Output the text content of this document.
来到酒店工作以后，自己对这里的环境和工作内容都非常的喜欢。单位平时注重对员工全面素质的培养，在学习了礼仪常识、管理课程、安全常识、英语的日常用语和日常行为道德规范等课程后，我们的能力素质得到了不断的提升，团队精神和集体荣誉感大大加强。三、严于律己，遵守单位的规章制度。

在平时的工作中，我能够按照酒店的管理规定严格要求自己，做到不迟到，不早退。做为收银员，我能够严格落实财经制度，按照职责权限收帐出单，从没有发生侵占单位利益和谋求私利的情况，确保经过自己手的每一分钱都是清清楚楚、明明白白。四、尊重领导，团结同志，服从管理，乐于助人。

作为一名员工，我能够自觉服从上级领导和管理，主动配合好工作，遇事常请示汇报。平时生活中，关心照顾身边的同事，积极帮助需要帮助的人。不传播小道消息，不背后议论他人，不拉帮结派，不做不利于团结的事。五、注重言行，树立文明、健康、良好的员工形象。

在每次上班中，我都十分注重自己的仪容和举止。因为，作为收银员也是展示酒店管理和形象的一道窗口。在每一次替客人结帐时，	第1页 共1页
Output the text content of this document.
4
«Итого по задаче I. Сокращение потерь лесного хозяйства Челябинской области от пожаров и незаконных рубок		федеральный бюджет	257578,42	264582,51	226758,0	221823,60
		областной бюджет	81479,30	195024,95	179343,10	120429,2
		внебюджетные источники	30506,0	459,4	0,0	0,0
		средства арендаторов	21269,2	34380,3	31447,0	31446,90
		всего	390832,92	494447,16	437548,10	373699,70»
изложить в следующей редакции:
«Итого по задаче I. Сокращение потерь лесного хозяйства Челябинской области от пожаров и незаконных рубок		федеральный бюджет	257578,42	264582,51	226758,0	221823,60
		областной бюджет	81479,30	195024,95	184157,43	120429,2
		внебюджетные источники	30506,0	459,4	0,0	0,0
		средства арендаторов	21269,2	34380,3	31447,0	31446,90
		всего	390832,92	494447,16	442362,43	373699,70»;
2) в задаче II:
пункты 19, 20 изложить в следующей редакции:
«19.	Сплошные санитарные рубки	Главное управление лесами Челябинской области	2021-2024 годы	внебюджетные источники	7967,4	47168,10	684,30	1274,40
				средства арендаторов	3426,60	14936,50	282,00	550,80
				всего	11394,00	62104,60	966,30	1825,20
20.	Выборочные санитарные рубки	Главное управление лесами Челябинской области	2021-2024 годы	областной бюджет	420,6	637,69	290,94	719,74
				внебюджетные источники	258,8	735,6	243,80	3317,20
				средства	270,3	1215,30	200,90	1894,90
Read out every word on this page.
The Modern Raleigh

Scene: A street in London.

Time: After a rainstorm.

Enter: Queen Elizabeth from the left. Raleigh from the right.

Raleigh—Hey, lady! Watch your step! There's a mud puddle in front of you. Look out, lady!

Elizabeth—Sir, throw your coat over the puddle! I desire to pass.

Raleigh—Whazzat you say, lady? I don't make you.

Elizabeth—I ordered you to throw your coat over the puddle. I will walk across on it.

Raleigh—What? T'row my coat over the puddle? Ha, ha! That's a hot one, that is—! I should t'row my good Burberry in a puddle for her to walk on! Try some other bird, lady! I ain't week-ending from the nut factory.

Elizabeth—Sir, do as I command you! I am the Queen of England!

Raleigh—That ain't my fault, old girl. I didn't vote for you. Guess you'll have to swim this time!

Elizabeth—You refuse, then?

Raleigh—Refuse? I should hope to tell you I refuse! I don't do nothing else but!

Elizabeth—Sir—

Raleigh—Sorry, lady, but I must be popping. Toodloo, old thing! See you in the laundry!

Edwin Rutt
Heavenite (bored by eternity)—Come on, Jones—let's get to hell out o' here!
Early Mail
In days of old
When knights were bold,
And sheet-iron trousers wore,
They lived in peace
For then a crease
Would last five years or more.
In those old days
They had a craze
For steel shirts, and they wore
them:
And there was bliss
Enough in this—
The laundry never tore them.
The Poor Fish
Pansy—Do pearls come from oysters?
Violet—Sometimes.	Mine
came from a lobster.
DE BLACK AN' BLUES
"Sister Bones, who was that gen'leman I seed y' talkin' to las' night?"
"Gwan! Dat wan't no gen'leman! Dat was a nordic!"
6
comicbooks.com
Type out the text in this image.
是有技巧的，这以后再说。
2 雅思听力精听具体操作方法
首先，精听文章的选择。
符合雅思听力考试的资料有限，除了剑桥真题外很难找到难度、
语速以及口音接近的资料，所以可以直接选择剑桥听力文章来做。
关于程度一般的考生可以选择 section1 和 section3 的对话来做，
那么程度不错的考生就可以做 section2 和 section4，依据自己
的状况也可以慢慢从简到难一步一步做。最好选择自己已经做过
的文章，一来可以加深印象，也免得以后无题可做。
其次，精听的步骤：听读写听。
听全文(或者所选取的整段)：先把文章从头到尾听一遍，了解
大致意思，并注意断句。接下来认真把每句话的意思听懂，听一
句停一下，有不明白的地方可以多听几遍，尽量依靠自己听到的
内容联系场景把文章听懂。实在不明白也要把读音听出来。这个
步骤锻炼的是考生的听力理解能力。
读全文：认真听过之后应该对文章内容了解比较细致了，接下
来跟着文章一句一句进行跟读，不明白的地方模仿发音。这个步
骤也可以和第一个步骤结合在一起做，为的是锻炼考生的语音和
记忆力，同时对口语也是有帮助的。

What the exercise asks:
Check each line in the listing above for the string "puddle", then report how many lines contain it, with no other text.

The output:
4